◆ **Task goal**: Every record must be transcribed in its entirety, apart from the images, which are to be omitted.

* begin *

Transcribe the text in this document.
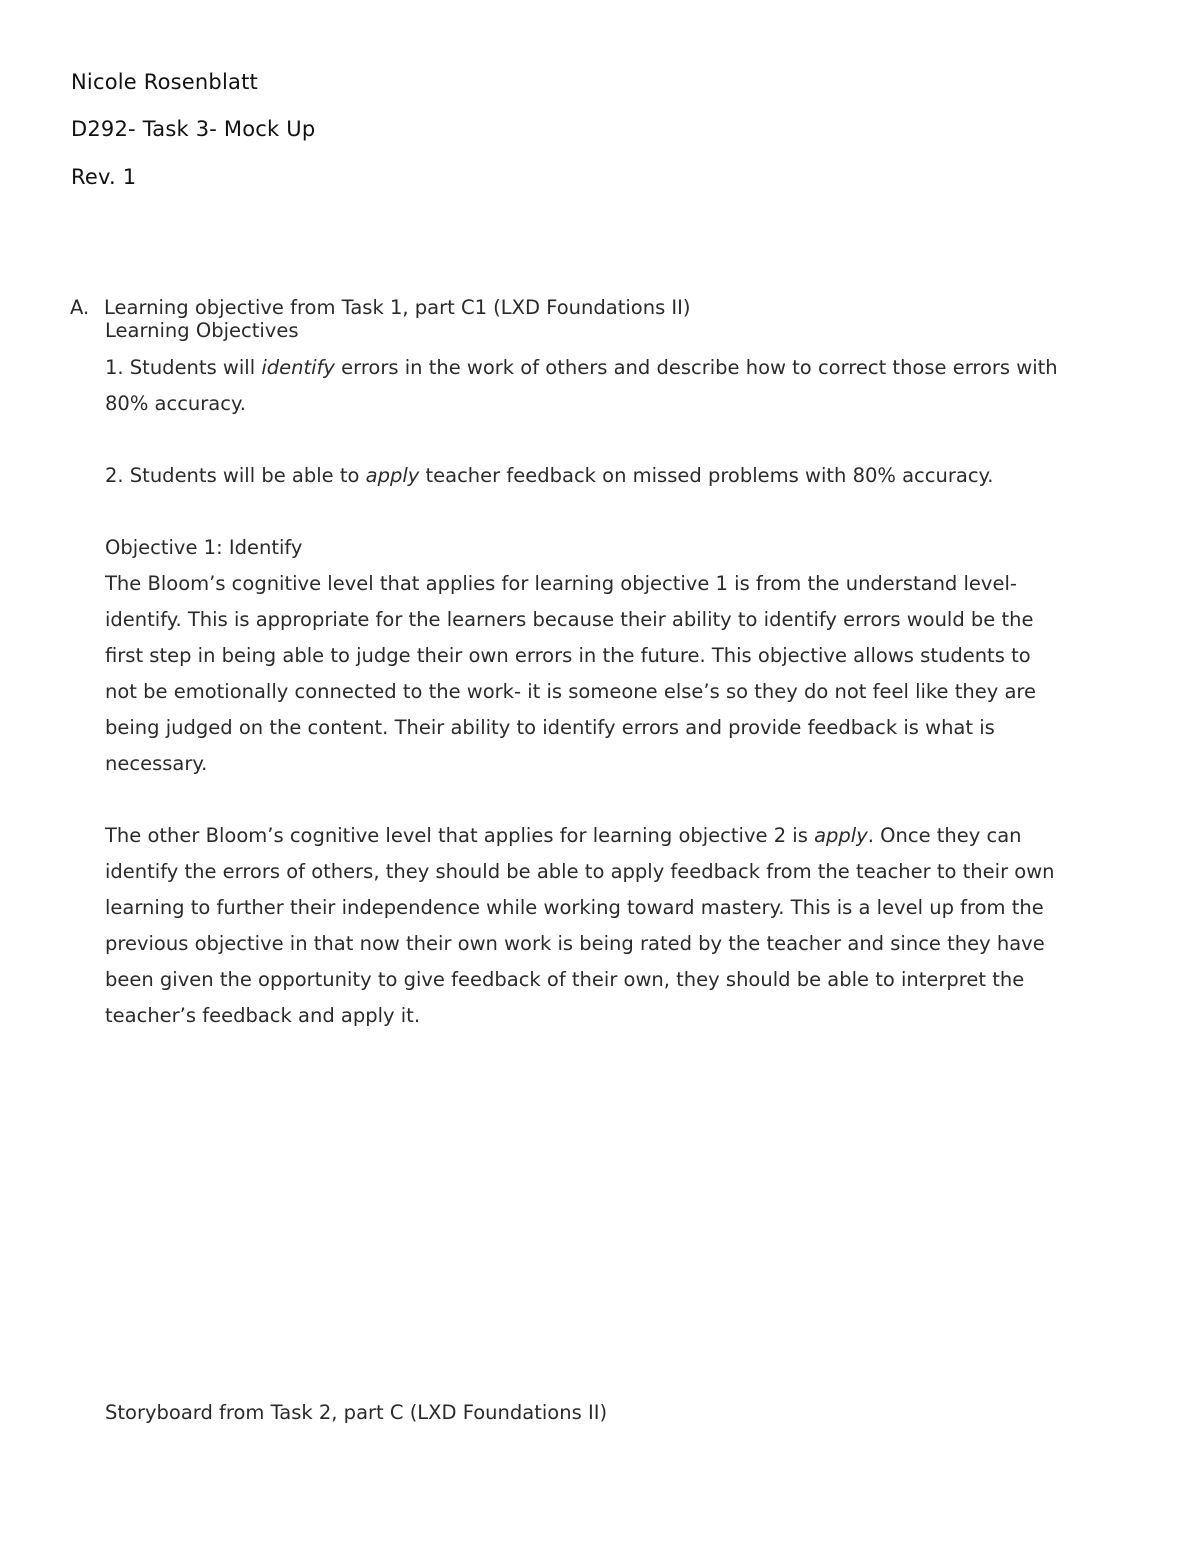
Nicole Rosenblatt
D292- Task 3- Mock Up
Rev. 1
A. Learning objective from Task 1, part C1 (LXD Foundations II)
Learning Objectives
1. Students will identify errors in the work of others and describe how to correct those errors with
80% accuracy.
2. Students will be able to apply teacher feedback on missed problems with 80% accuracy.
Objective 1: Identify
The Bloom’s cognitive level that applies for learning objective 1 is from the understand level-
identify. This is appropriate for the learners because their ability to identify errors would be the
first step in being able to judge their own errors in the future. This objective allows students to
not be emotionally connected to the work- it is someone else’s so they do not feel like they are
being judged on the content. Their ability to identify errors and provide feedback is what is
necessary.
The other Bloom’s cognitive level that applies for learning objective 2 is apply. Once they can
identify the errors of others, they should be able to apply feedback from the teacher to their own
learning to further their independence while working toward mastery. This is a level up from the
previous objective in that now their own work is being rated by the teacher and since they have
been given the opportunity to give feedback of their own, they should be able to interpret the
teacher’s feedback and apply it.
Storyboard from Task 2, part C (LXD Foundations II)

* end *

◆ **Completed exercise**:
Transcribe the text in this document.
Nicole Rosenblatt
D292- Task 3- Mock Up
Rev. 1
A. Learning objective from Task 1, part C1 (LXD Foundations II)
Learning Objectives
1. Students will identify errors in the work of others and describe how to correct those errors with
80% accuracy.
2. Students will be able to apply teacher feedback on missed problems with 80% accuracy.
Objective 1: Identify
The Bloom’s cognitive level that applies for learning objective 1 is from the understand level-
identify. This is appropriate for the learners because their ability to identify errors would be the
first step in being able to judge their own errors in the future. This objective allows students to
not be emotionally connected to the work- it is someone else’s so they do not feel like they are
being judged on the content. Their ability to identify errors and provide feedback is what is
necessary.
The other Bloom’s cognitive level that applies for learning objective 2 is apply. Once they can
identify the errors of others, they should be able to apply feedback from the teacher to their own
learning to further their independence while working toward mastery. This is a level up from the
previous objective in that now their own work is being rated by the teacher and since they have
been given the opportunity to give feedback of their own, they should be able to interpret the
teacher’s feedback and apply it.
Storyboard from Task 2, part C (LXD Foundations II)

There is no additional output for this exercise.